_WHAT IS BEING ASKED:_ Output the data that follows exactly, line for line.

_SOURCE INFORMATION:_
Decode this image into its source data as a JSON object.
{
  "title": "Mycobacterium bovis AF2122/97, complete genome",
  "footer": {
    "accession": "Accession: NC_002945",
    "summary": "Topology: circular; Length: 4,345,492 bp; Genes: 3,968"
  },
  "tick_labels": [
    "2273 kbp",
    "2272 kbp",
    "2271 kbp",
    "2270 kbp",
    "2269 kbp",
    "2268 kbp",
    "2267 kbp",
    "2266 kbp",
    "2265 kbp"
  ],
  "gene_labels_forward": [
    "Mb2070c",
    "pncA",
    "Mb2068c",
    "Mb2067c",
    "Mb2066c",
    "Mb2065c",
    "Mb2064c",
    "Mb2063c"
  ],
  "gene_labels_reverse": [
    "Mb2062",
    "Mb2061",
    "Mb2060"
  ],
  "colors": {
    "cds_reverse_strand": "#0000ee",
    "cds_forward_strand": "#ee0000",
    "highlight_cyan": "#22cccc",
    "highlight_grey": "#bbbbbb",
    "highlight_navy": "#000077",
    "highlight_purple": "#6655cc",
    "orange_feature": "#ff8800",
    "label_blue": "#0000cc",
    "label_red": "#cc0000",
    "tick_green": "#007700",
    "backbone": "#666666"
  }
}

_RESULT BELOW:_
Decode this image into its source data as a JSON object.
{
  "title": "Mycobacterium bovis AF2122/97, complete genome",
  "footer": {
    "accession": "Accession: NC_002945",
    "summary": "Topology: circular; Length: 4,345,492 bp; Genes: 3,968"
  },
  "tick_labels": [
    "2273 kbp",
    "2272 kbp",
    "2271 kbp",
    "2270 kbp",
    "2269 kbp",
    "2268 kbp",
    "2267 kbp",
    "2266 kbp",
    "2265 kbp"
  ],
  "gene_labels_forward": [
    "Mb2070c",
    "pncA",
    "Mb2068c",
    "Mb2067c",
    "Mb2066c",
    "Mb2065c",
    "Mb2064c",
    "Mb2063c"
  ],
  "gene_labels_reverse": [
    "Mb2062",
    "Mb2061",
    "Mb2060"
  ],
  "colors": {
    "cds_reverse_strand": "#0000ee",
    "cds_forward_strand": "#ee0000",
    "highlight_cyan": "#22cccc",
    "highlight_grey": "#bbbbbb",
    "highlight_navy": "#000077",
    "highlight_purple": "#6655cc",
    "orange_feature": "#ff8800",
    "label_blue": "#0000cc",
    "label_red": "#cc0000",
    "tick_green": "#007700",
    "backbone": "#666666"
  }
}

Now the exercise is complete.